Your task: Read the listing below and copy out every line that holds "surfaces".

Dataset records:
+ + + + +
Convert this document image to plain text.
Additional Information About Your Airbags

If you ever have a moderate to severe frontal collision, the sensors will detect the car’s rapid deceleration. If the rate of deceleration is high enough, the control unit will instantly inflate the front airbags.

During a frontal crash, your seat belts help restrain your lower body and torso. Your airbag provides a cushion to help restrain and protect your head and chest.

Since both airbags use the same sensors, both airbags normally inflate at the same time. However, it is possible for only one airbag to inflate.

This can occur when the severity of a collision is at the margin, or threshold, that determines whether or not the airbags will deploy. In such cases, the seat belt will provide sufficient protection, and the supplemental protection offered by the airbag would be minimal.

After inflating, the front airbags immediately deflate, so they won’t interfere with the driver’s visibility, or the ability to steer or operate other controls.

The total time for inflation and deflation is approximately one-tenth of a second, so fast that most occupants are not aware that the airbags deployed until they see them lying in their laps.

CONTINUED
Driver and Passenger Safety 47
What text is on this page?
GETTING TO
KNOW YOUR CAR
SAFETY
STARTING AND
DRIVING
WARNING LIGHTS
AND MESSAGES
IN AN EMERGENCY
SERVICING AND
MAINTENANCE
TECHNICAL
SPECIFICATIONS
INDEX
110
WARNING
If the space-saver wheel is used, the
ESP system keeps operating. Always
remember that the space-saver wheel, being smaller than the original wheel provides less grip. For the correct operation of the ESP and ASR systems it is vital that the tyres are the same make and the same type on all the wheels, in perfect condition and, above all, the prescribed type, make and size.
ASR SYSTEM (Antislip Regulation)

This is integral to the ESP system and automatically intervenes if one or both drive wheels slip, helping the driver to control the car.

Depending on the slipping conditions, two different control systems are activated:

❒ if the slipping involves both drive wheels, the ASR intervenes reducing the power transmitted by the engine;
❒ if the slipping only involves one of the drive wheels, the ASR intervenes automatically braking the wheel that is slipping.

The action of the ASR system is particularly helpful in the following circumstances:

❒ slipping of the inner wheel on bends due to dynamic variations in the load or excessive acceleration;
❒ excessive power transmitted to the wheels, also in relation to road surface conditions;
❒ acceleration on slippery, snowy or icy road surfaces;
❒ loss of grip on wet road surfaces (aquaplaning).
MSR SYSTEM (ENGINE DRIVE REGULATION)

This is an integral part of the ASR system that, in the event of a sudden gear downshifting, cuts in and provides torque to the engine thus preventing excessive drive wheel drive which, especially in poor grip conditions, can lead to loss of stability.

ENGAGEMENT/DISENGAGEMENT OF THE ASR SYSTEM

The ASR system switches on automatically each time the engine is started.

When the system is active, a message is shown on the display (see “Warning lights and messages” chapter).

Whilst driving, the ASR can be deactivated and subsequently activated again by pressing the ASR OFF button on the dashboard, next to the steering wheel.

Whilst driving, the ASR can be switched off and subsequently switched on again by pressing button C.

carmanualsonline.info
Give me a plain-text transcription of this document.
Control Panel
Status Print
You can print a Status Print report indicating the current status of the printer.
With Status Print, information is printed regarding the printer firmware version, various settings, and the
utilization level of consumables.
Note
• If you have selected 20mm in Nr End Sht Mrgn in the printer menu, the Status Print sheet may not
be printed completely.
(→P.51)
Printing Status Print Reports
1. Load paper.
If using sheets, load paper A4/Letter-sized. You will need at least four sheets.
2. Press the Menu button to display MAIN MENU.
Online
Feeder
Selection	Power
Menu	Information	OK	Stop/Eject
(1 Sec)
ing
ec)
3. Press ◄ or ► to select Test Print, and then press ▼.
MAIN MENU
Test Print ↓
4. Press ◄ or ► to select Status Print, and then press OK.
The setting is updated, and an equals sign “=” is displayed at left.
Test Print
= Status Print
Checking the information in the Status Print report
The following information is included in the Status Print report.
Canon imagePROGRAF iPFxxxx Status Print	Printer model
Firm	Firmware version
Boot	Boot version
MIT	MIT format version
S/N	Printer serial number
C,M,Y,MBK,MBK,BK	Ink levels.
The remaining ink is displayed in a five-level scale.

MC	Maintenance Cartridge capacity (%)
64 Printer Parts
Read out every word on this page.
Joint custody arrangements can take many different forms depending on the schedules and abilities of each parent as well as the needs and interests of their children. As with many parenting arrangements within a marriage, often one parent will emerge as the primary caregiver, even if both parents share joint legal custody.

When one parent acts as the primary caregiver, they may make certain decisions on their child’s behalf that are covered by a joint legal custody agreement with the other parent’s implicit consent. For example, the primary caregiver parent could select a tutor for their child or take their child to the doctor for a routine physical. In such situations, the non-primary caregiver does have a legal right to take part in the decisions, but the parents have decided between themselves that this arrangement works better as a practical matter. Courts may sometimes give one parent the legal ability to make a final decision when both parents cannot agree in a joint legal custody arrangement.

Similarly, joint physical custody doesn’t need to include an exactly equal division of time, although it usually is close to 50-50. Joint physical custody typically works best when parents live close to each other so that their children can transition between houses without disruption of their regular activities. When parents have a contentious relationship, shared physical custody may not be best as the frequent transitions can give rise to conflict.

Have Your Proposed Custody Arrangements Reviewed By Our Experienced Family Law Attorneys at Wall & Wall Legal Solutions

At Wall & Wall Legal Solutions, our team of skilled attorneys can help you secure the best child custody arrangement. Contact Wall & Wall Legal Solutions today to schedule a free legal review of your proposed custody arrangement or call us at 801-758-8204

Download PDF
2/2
+ + + + +
Exercise output:
❒ acceleration on slippery, snowy or icy road surfaces;
❒ loss of grip on wet road surfaces (aquaplaning).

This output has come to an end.